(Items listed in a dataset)
_ _ _

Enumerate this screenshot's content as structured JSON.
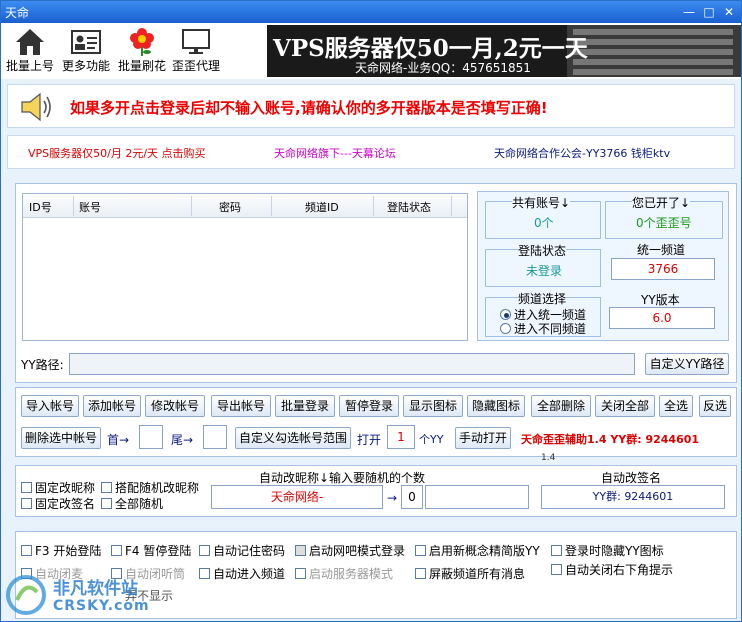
{
  "window": {
    "title": "天命",
    "min_glyph": "—",
    "max_glyph": "□",
    "close_glyph": "✕"
  },
  "toolbar": [
    {
      "label": "批量上号",
      "icon": "home-icon"
    },
    {
      "label": "更多功能",
      "icon": "id-card-icon"
    },
    {
      "label": "批量刷花",
      "icon": "flower-icon"
    },
    {
      "label": "歪歪代理",
      "icon": "monitor-icon"
    }
  ],
  "banner": {
    "headline": "VPS服务器仅50一月,2元一天",
    "subline": "天命网络-业务QQ：457651851"
  },
  "notice": {
    "text": "如果多开点击登录后却不输入账号,请确认你的多开器版本是否填写正确!"
  },
  "links": {
    "vps": "VPS服务器仅50/月 2元/天 点击购买",
    "forum": "天命网络旗下---天幕论坛",
    "guild": "天命网络合作公会-YY3766 钱柜ktv"
  },
  "grid": {
    "columns": [
      "ID号",
      "账号",
      "密码",
      "频道ID",
      "登陆状态"
    ]
  },
  "stats": {
    "total_label": "共有账号↓",
    "total_value": "0个",
    "open_label": "您已开了↓",
    "open_value": "0个歪歪号",
    "login_label": "登陆状态",
    "login_value": "未登录",
    "channel_label": "统一频道",
    "channel_value": "3766",
    "channel_select_label": "频道选择",
    "radio_same": "进入统一频道",
    "radio_diff": "进入不同频道",
    "yy_version_label": "YY版本",
    "yy_version_value": "6.0"
  },
  "path": {
    "label": "YY路径:",
    "value": "",
    "custom_button": "自定义YY路径"
  },
  "actions_row1": [
    "导入帐号",
    "添加帐号",
    "修改帐号",
    "导出帐号",
    "批量登录",
    "暂停登录",
    "显示图标",
    "隐藏图标",
    "全部删除",
    "关闭全部",
    "全选",
    "反选"
  ],
  "actions_row2": {
    "delete_selected": "删除选中帐号",
    "first_label": "首→",
    "first_value": "",
    "tail_label": "尾→",
    "tail_value": "",
    "custom_range": "自定义勾选帐号范围",
    "open_label": "打开",
    "open_value": "1",
    "open_unit": "个YY",
    "manual_open": "手动打开",
    "promo": "天命歪歪辅助1.4 YY群: 9244601",
    "version_small": "1.4"
  },
  "nick": {
    "fixed_nick": "固定改昵称",
    "random_nick": "搭配随机改昵称",
    "fixed_sign": "固定改签名",
    "all_random": "全部随机",
    "auto_nick_label": "自动改昵称↓输入要随机的个数",
    "nick_value": "天命网络-",
    "arrow": "→",
    "count_value": "0",
    "extra_value": "",
    "auto_sign_label": "自动改签名",
    "sign_value": "YY群: 9244601"
  },
  "options": {
    "f3": "F3 开始登陆",
    "f4": "F4 暂停登陆",
    "remember_pwd": "自动记住密码",
    "netbar": "启动网吧模式登录",
    "new_concept": "启用新概念精简版YY",
    "hide_icon": "登录时隐藏YY图标",
    "auto_mute": "自动闭麦",
    "auto_listen": "自动闭听筒",
    "auto_channel": "自动进入频道",
    "server_mode": "启动服务器模式",
    "block_msg": "屏蔽频道所有消息",
    "auto_close_tip": "自动关闭右下角提示",
    "third_row": "弄不显示"
  },
  "watermark": {
    "cn": "非凡软件站",
    "en": "CRSKY.com"
  }
}
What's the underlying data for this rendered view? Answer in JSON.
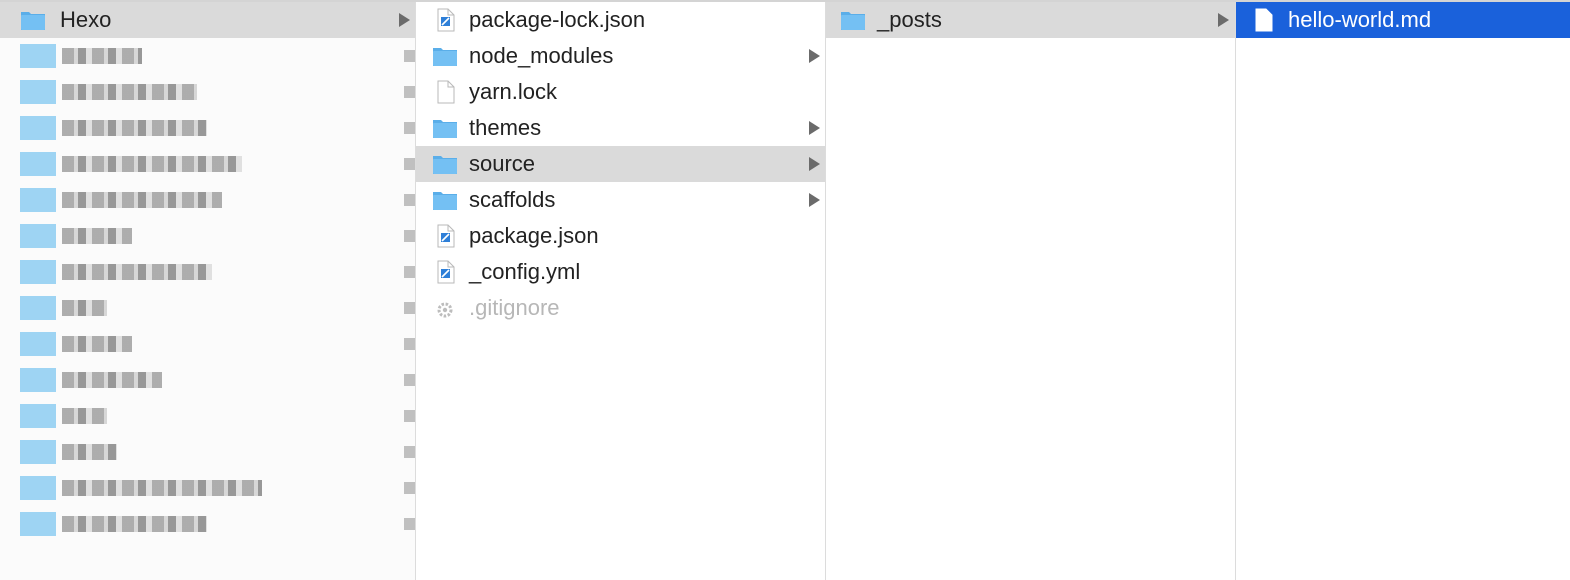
{
  "column_root": {
    "selected": {
      "name": "Hexo",
      "icon": "folder-icon"
    },
    "blurred_rows": 14
  },
  "column_hexo": {
    "items": [
      {
        "name": "package-lock.json",
        "icon": "json-file-icon",
        "has_children": false,
        "state": "normal"
      },
      {
        "name": "node_modules",
        "icon": "folder-icon",
        "has_children": true,
        "state": "normal"
      },
      {
        "name": "yarn.lock",
        "icon": "document-icon",
        "has_children": false,
        "state": "normal"
      },
      {
        "name": "themes",
        "icon": "folder-icon",
        "has_children": true,
        "state": "normal"
      },
      {
        "name": "source",
        "icon": "folder-icon",
        "has_children": true,
        "state": "selected"
      },
      {
        "name": "scaffolds",
        "icon": "folder-icon",
        "has_children": true,
        "state": "normal"
      },
      {
        "name": "package.json",
        "icon": "json-file-icon",
        "has_children": false,
        "state": "normal"
      },
      {
        "name": "_config.yml",
        "icon": "yml-file-icon",
        "has_children": false,
        "state": "normal"
      },
      {
        "name": ".gitignore",
        "icon": "gear-icon",
        "has_children": false,
        "state": "hidden"
      }
    ]
  },
  "column_source": {
    "items": [
      {
        "name": "_posts",
        "icon": "folder-icon",
        "has_children": true,
        "state": "selected"
      }
    ]
  },
  "column_posts": {
    "items": [
      {
        "name": "hello-world.md",
        "icon": "document-icon",
        "has_children": false,
        "state": "active"
      }
    ]
  },
  "colors": {
    "folder": "#74c0f3",
    "folder_tab": "#5aaee9",
    "selection_gray": "#dadada",
    "selection_blue": "#1a61db",
    "hidden_text": "#b7b7b7"
  }
}
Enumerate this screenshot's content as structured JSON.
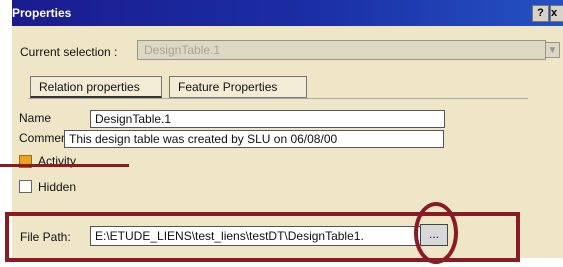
{
  "window": {
    "title": "Properties",
    "help_label": "?",
    "close_label": "x"
  },
  "selection": {
    "label": "Current selection :",
    "value": "DesignTable.1",
    "dropdown_arrow": "chevron-down-icon"
  },
  "tabs": [
    {
      "label": "Relation properties",
      "active": true
    },
    {
      "label": "Feature Properties",
      "active": false
    }
  ],
  "properties": {
    "name_label": "Name",
    "name_value": "DesignTable.1",
    "comment_label": "Comment",
    "comment_value": "This design table was created by SLU on 06/08/00",
    "activity_label": "Activity",
    "activity_checked": true,
    "hidden_label": "Hidden",
    "hidden_checked": false,
    "filepath_label": "File Path:",
    "filepath_value": "E:\\ETUDE_LIENS\\test_liens\\testDT\\DesignTable1.",
    "browse_label": "..."
  },
  "colors": {
    "titlebar": "#1b2ea5",
    "dialog_bg": "#efe6c8",
    "highlight": "#8a1a24",
    "checkbox_on": "#e9a31c"
  }
}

_ _ _

* _AIM_
Write out the whole listing again, exactly, with no pictures.

* _FINISHED TASK_
Enumerate this screenshot's content as structured JSON.
{
  "window": {
    "title": "天命",
    "min_glyph": "—",
    "max_glyph": "□",
    "close_glyph": "✕"
  },
  "toolbar": [
    {
      "label": "批量上号",
      "icon": "home-icon"
    },
    {
      "label": "更多功能",
      "icon": "id-card-icon"
    },
    {
      "label": "批量刷花",
      "icon": "flower-icon"
    },
    {
      "label": "歪歪代理",
      "icon": "monitor-icon"
    }
  ],
  "banner": {
    "headline": "VPS服务器仅50一月,2元一天",
    "subline": "天命网络-业务QQ：457651851"
  },
  "notice": {
    "text": "如果多开点击登录后却不输入账号,请确认你的多开器版本是否填写正确!"
  },
  "links": {
    "vps": "VPS服务器仅50/月 2元/天 点击购买",
    "forum": "天命网络旗下---天幕论坛",
    "guild": "天命网络合作公会-YY3766 钱柜ktv"
  },
  "grid": {
    "columns": [
      "ID号",
      "账号",
      "密码",
      "频道ID",
      "登陆状态"
    ]
  },
  "stats": {
    "total_label": "共有账号↓",
    "total_value": "0个",
    "open_label": "您已开了↓",
    "open_value": "0个歪歪号",
    "login_label": "登陆状态",
    "login_value": "未登录",
    "channel_label": "统一频道",
    "channel_value": "3766",
    "channel_select_label": "频道选择",
    "radio_same": "进入统一频道",
    "radio_diff": "进入不同频道",
    "yy_version_label": "YY版本",
    "yy_version_value": "6.0"
  },
  "path": {
    "label": "YY路径:",
    "value": "",
    "custom_button": "自定义YY路径"
  },
  "actions_row1": [
    "导入帐号",
    "添加帐号",
    "修改帐号",
    "导出帐号",
    "批量登录",
    "暂停登录",
    "显示图标",
    "隐藏图标",
    "全部删除",
    "关闭全部",
    "全选",
    "反选"
  ],
  "actions_row2": {
    "delete_selected": "删除选中帐号",
    "first_label": "首→",
    "first_value": "",
    "tail_label": "尾→",
    "tail_value": "",
    "custom_range": "自定义勾选帐号范围",
    "open_label": "打开",
    "open_value": "1",
    "open_unit": "个YY",
    "manual_open": "手动打开",
    "promo": "天命歪歪辅助1.4 YY群: 9244601",
    "version_small": "1.4"
  },
  "nick": {
    "fixed_nick": "固定改昵称",
    "random_nick": "搭配随机改昵称",
    "fixed_sign": "固定改签名",
    "all_random": "全部随机",
    "auto_nick_label": "自动改昵称↓输入要随机的个数",
    "nick_value": "天命网络-",
    "arrow": "→",
    "count_value": "0",
    "extra_value": "",
    "auto_sign_label": "自动改签名",
    "sign_value": "YY群: 9244601"
  },
  "options": {
    "f3": "F3 开始登陆",
    "f4": "F4 暂停登陆",
    "remember_pwd": "自动记住密码",
    "netbar": "启动网吧模式登录",
    "new_concept": "启用新概念精简版YY",
    "hide_icon": "登录时隐藏YY图标",
    "auto_mute": "自动闭麦",
    "auto_listen": "自动闭听筒",
    "auto_channel": "自动进入频道",
    "server_mode": "启动服务器模式",
    "block_msg": "屏蔽频道所有消息",
    "auto_close_tip": "自动关闭右下角提示",
    "third_row": "弄不显示"
  },
  "watermark": {
    "cn": "非凡软件站",
    "en": "CRSKY.com"
  }
}
What's the underlying data for this rendered view? Answer in JSON.
{
  "column_root": {
    "selected": {
      "name": "Hexo",
      "icon": "folder-icon"
    },
    "blurred_rows": 14
  },
  "column_hexo": {
    "items": [
      {
        "name": "package-lock.json",
        "icon": "json-file-icon",
        "has_children": false,
        "state": "normal"
      },
      {
        "name": "node_modules",
        "icon": "folder-icon",
        "has_children": true,
        "state": "normal"
      },
      {
        "name": "yarn.lock",
        "icon": "document-icon",
        "has_children": false,
        "state": "normal"
      },
      {
        "name": "themes",
        "icon": "folder-icon",
        "has_children": true,
        "state": "normal"
      },
      {
        "name": "source",
        "icon": "folder-icon",
        "has_children": true,
        "state": "selected"
      },
      {
        "name": "scaffolds",
        "icon": "folder-icon",
        "has_children": true,
        "state": "normal"
      },
      {
        "name": "package.json",
        "icon": "json-file-icon",
        "has_children": false,
        "state": "normal"
      },
      {
        "name": "_config.yml",
        "icon": "yml-file-icon",
        "has_children": false,
        "state": "normal"
      },
      {
        "name": ".gitignore",
        "icon": "gear-icon",
        "has_children": false,
        "state": "hidden"
      }
    ]
  },
  "column_source": {
    "items": [
      {
        "name": "_posts",
        "icon": "folder-icon",
        "has_children": true,
        "state": "selected"
      }
    ]
  },
  "column_posts": {
    "items": [
      {
        "name": "hello-world.md",
        "icon": "document-icon",
        "has_children": false,
        "state": "active"
      }
    ]
  },
  "colors": {
    "folder": "#74c0f3",
    "folder_tab": "#5aaee9",
    "selection_gray": "#dadada",
    "selection_blue": "#1a61db",
    "hidden_text": "#b7b7b7"
  }
}
Enumerate this screenshot's content as structured JSON.
{
  "window": {
    "title": "Properties",
    "help_label": "?",
    "close_label": "x"
  },
  "selection": {
    "label": "Current selection :",
    "value": "DesignTable.1",
    "dropdown_arrow": "chevron-down-icon"
  },
  "tabs": [
    {
      "label": "Relation properties",
      "active": true
    },
    {
      "label": "Feature Properties",
      "active": false
    }
  ],
  "properties": {
    "name_label": "Name",
    "name_value": "DesignTable.1",
    "comment_label": "Comment",
    "comment_value": "This design table was created by SLU on 06/08/00",
    "activity_label": "Activity",
    "activity_checked": true,
    "hidden_label": "Hidden",
    "hidden_checked": false,
    "filepath_label": "File Path:",
    "filepath_value": "E:\\ETUDE_LIENS\\test_liens\\testDT\\DesignTable1.",
    "browse_label": "..."
  },
  "colors": {
    "titlebar": "#1b2ea5",
    "dialog_bg": "#efe6c8",
    "highlight": "#8a1a24",
    "checkbox_on": "#e9a31c"
  }
}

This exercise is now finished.